__Task requirements__. Repeat each entry as written, dropping any picture you find.

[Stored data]

- - -

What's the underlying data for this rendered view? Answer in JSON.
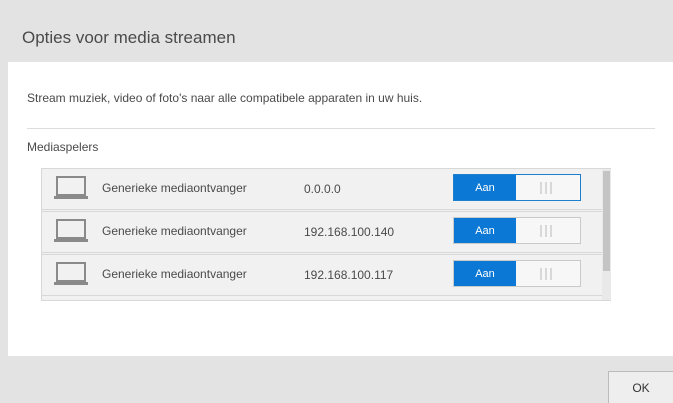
{
  "dialog": {
    "title": "Opties voor media streamen",
    "description": "Stream muziek, video of foto's naar alle compatibele apparaten in uw huis.",
    "section_label": "Mediaspelers",
    "ok_label": "OK"
  },
  "players": [
    {
      "name": "Generieke mediaontvanger",
      "ip": "0.0.0.0",
      "toggle_label": "Aan",
      "enabled": true
    },
    {
      "name": "Generieke mediaontvanger",
      "ip": "192.168.100.140",
      "toggle_label": "Aan",
      "enabled": true
    },
    {
      "name": "Generieke mediaontvanger",
      "ip": "192.168.100.117",
      "toggle_label": "Aan",
      "enabled": true
    }
  ],
  "icons": {
    "device": "laptop-icon",
    "toggle_grip": "grip-lines-icon"
  },
  "colors": {
    "accent": "#0a78d4",
    "panel": "#ffffff",
    "background": "#e3e3e3"
  }
}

- - -

__Completed exercise__.
What's the underlying data for this rendered view? Answer in JSON.
{
  "dialog": {
    "title": "Opties voor media streamen",
    "description": "Stream muziek, video of foto's naar alle compatibele apparaten in uw huis.",
    "section_label": "Mediaspelers",
    "ok_label": "OK"
  },
  "players": [
    {
      "name": "Generieke mediaontvanger",
      "ip": "0.0.0.0",
      "toggle_label": "Aan",
      "enabled": true
    },
    {
      "name": "Generieke mediaontvanger",
      "ip": "192.168.100.140",
      "toggle_label": "Aan",
      "enabled": true
    },
    {
      "name": "Generieke mediaontvanger",
      "ip": "192.168.100.117",
      "toggle_label": "Aan",
      "enabled": true
    }
  ],
  "icons": {
    "device": "laptop-icon",
    "toggle_grip": "grip-lines-icon"
  },
  "colors": {
    "accent": "#0a78d4",
    "panel": "#ffffff",
    "background": "#e3e3e3"
  }
}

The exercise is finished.